Reproduce each line exactly, including spacing and punctuation.
### Extracted material ###
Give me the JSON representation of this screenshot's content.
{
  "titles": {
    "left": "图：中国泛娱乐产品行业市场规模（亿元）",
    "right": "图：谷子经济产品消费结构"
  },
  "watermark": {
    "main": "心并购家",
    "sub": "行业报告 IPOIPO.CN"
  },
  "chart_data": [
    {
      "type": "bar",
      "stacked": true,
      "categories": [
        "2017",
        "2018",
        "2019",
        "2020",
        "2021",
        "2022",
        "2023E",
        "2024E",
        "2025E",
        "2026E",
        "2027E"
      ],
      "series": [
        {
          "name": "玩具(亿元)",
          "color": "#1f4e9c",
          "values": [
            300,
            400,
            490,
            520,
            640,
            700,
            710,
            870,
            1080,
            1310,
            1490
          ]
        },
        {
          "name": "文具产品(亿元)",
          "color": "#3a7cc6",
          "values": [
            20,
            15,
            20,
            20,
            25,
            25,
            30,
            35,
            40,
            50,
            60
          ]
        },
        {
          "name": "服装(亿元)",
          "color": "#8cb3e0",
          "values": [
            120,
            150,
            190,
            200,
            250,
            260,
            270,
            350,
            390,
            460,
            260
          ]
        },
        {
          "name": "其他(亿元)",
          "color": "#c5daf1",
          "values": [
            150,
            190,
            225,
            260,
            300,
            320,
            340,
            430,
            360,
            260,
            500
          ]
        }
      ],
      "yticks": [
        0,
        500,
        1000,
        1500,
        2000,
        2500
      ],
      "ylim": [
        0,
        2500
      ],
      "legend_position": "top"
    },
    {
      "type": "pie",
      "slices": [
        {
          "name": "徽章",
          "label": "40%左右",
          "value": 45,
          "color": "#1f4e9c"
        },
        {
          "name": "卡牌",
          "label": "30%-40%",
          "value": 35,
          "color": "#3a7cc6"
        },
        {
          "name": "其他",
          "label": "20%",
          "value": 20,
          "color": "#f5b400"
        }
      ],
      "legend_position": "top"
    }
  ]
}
###
Written response:
Give me the JSON representation of this screenshot's content.
{
  "titles": {
    "left": "图：中国泛娱乐产品行业市场规模（亿元）",
    "right": "图：谷子经济产品消费结构"
  },
  "watermark": {
    "main": "心并购家",
    "sub": "行业报告 IPOIPO.CN"
  },
  "chart_data": [
    {
      "type": "bar",
      "stacked": true,
      "categories": [
        "2017",
        "2018",
        "2019",
        "2020",
        "2021",
        "2022",
        "2023E",
        "2024E",
        "2025E",
        "2026E",
        "2027E"
      ],
      "series": [
        {
          "name": "玩具(亿元)",
          "color": "#1f4e9c",
          "values": [
            300,
            400,
            490,
            520,
            640,
            700,
            710,
            870,
            1080,
            1310,
            1490
          ]
        },
        {
          "name": "文具产品(亿元)",
          "color": "#3a7cc6",
          "values": [
            20,
            15,
            20,
            20,
            25,
            25,
            30,
            35,
            40,
            50,
            60
          ]
        },
        {
          "name": "服装(亿元)",
          "color": "#8cb3e0",
          "values": [
            120,
            150,
            190,
            200,
            250,
            260,
            270,
            350,
            390,
            460,
            260
          ]
        },
        {
          "name": "其他(亿元)",
          "color": "#c5daf1",
          "values": [
            150,
            190,
            225,
            260,
            300,
            320,
            340,
            430,
            360,
            260,
            500
          ]
        }
      ],
      "yticks": [
        0,
        500,
        1000,
        1500,
        2000,
        2500
      ],
      "ylim": [
        0,
        2500
      ],
      "legend_position": "top"
    },
    {
      "type": "pie",
      "slices": [
        {
          "name": "徽章",
          "label": "40%左右",
          "value": 45,
          "color": "#1f4e9c"
        },
        {
          "name": "卡牌",
          "label": "30%-40%",
          "value": 35,
          "color": "#3a7cc6"
        },
        {
          "name": "其他",
          "label": "20%",
          "value": 20,
          "color": "#f5b400"
        }
      ],
      "legend_position": "top"
    }
  ]
}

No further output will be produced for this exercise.